* [INFORMATION GIVEN]
■ ■ ■ ■

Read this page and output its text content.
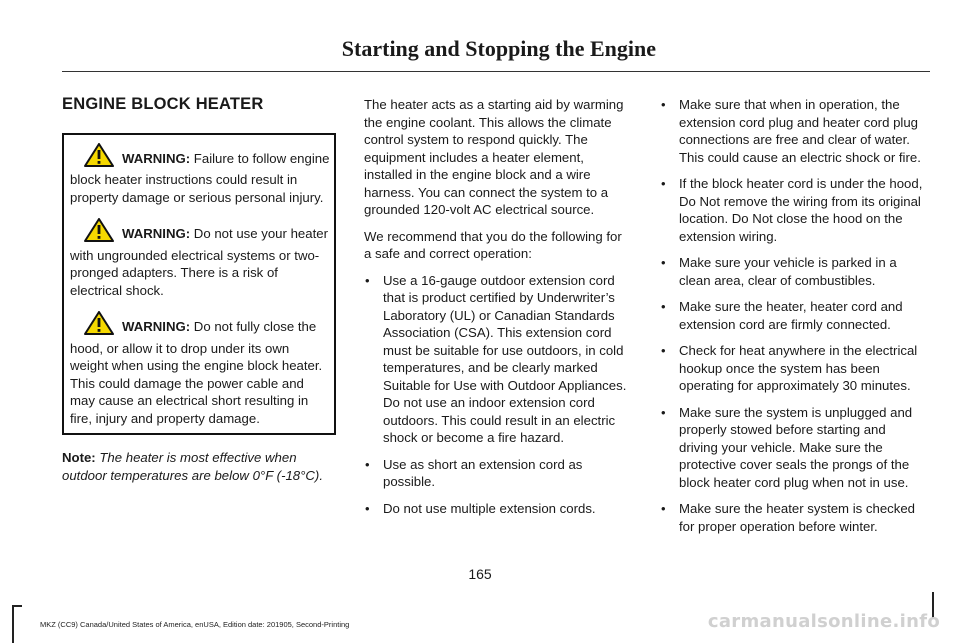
Starting and Stopping the Engine
ENGINE BLOCK HEATER
WARNING: Failure to follow engine block heater instructions could result in property damage or serious personal injury.
WARNING: Do not use your heater with ungrounded electrical systems or two-pronged adapters. There is a risk of electrical shock.
WARNING: Do not fully close the hood, or allow it to drop under its own weight when using the engine block heater. This could damage the power cable and may cause an electrical short resulting in fire, injury and property damage.

Note: The heater is most effective when outdoor temperatures are below 0°F (-18°C).

The heater acts as a starting aid by warming the engine coolant. This allows the climate control system to respond quickly. The equipment includes a heater element, installed in the engine block and a wire harness. You can connect the system to a grounded 120-volt AC electrical source.

We recommend that you do the following for a safe and correct operation:

• Use a 16-gauge outdoor extension cord that is product certified by Underwriter’s Laboratory (UL) or Canadian Standards Association (CSA). This extension cord must be suitable for use outdoors, in cold temperatures, and be clearly marked Suitable for Use with Outdoor Appliances. Do not use an indoor extension cord outdoors. This could result in an electric shock or become a fire hazard.
• Use as short an extension cord as possible.
• Do not use multiple extension cords.
• Make sure that when in operation, the extension cord plug and heater cord plug connections are free and clear of water. This could cause an electric shock or fire.
• If the block heater cord is under the hood, Do Not remove the wiring from its original location. Do Not close the hood on the extension wiring.
• Make sure your vehicle is parked in a clean area, clear of combustibles.
• Make sure the heater, heater cord and extension cord are firmly connected.
• Check for heat anywhere in the electrical hookup once the system has been operating for approximately 30 minutes.
• Make sure the system is unplugged and properly stowed before starting and driving your vehicle. Make sure the protective cover seals the prongs of the block heater cord plug when not in use.
• Make sure the heater system is checked for proper operation before winter.
165
MKZ (CC9) Canada/United States of America, enUSA, Edition date: 201905, Second-Printing	carmanualsonline.info
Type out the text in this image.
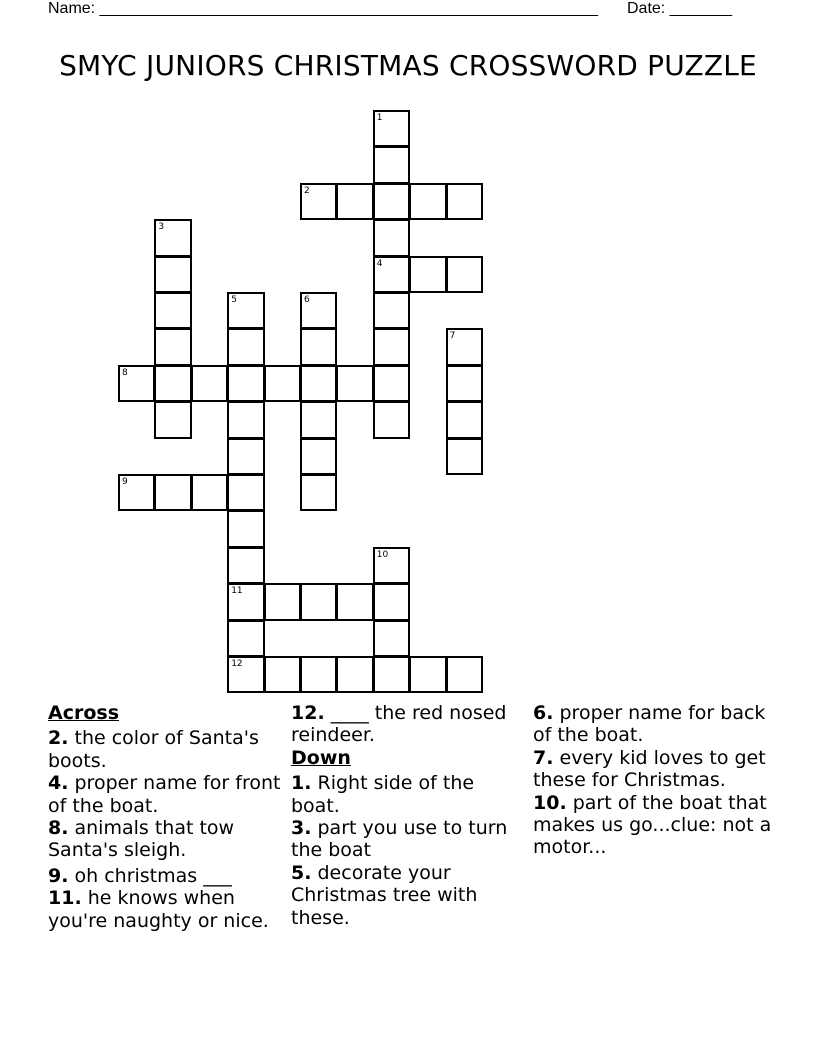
Name: ________________________________________________________ Date: _______
SMYC JUNIORS CHRISTMAS CROSSWORD PUZZLE
1
4
2
3
5
11
6
7
8
9
10
12
Across
2. the color of Santa's boots.
4. proper name for front of the boat.
8. animals that tow Santa's sleigh.
9. oh christmas ___
11. he knows when you're naughty or nice.
12. ____ the red nosed reindeer.
Down
1. Right side of the boat.
3. part you use to turn the boat
5. decorate your Christmas tree with these.
6. proper name for back of the boat.
7. every kid loves to get these for Christmas.
10. part of the boat that makes us go...clue: not a motor...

■ ■ ■ ■

* [WORK TO COMPLETE] Pictures stay out of the copy; please restate every record above exactly.

* [TASK RESULT]
Read this page and output its text content.
Starting and Stopping the Engine
ENGINE BLOCK HEATER
WARNING: Failure to follow engine block heater instructions could result in property damage or serious personal injury.
WARNING: Do not use your heater with ungrounded electrical systems or two-pronged adapters. There is a risk of electrical shock.
WARNING: Do not fully close the hood, or allow it to drop under its own weight when using the engine block heater. This could damage the power cable and may cause an electrical short resulting in fire, injury and property damage.

Note: The heater is most effective when outdoor temperatures are below 0°F (-18°C).

The heater acts as a starting aid by warming the engine coolant. This allows the climate control system to respond quickly. The equipment includes a heater element, installed in the engine block and a wire harness. You can connect the system to a grounded 120-volt AC electrical source.

We recommend that you do the following for a safe and correct operation:

• Use a 16-gauge outdoor extension cord that is product certified by Underwriter’s Laboratory (UL) or Canadian Standards Association (CSA). This extension cord must be suitable for use outdoors, in cold temperatures, and be clearly marked Suitable for Use with Outdoor Appliances. Do not use an indoor extension cord outdoors. This could result in an electric shock or become a fire hazard.
• Use as short an extension cord as possible.
• Do not use multiple extension cords.
• Make sure that when in operation, the extension cord plug and heater cord plug connections are free and clear of water. This could cause an electric shock or fire.
• If the block heater cord is under the hood, Do Not remove the wiring from its original location. Do Not close the hood on the extension wiring.
• Make sure your vehicle is parked in a clean area, clear of combustibles.
• Make sure the heater, heater cord and extension cord are firmly connected.
• Check for heat anywhere in the electrical hookup once the system has been operating for approximately 30 minutes.
• Make sure the system is unplugged and properly stowed before starting and driving your vehicle. Make sure the protective cover seals the prongs of the block heater cord plug when not in use.
• Make sure the heater system is checked for proper operation before winter.
165
MKZ (CC9) Canada/United States of America, enUSA, Edition date: 201905, Second-Printing	carmanualsonline.info
Type out the text in this image.
Name: ________________________________________________________ Date: _______
SMYC JUNIORS CHRISTMAS CROSSWORD PUZZLE
1
4
2
3
5
11
6
7
8
9
10
12
Across
2. the color of Santa's boots.
4. proper name for front of the boat.
8. animals that tow Santa's sleigh.
9. oh christmas ___
11. he knows when you're naughty or nice.
12. ____ the red nosed reindeer.
Down
1. Right side of the boat.
3. part you use to turn the boat
5. decorate your Christmas tree with these.
6. proper name for back of the boat.
7. every kid loves to get these for Christmas.
10. part of the boat that makes us go...clue: not a motor...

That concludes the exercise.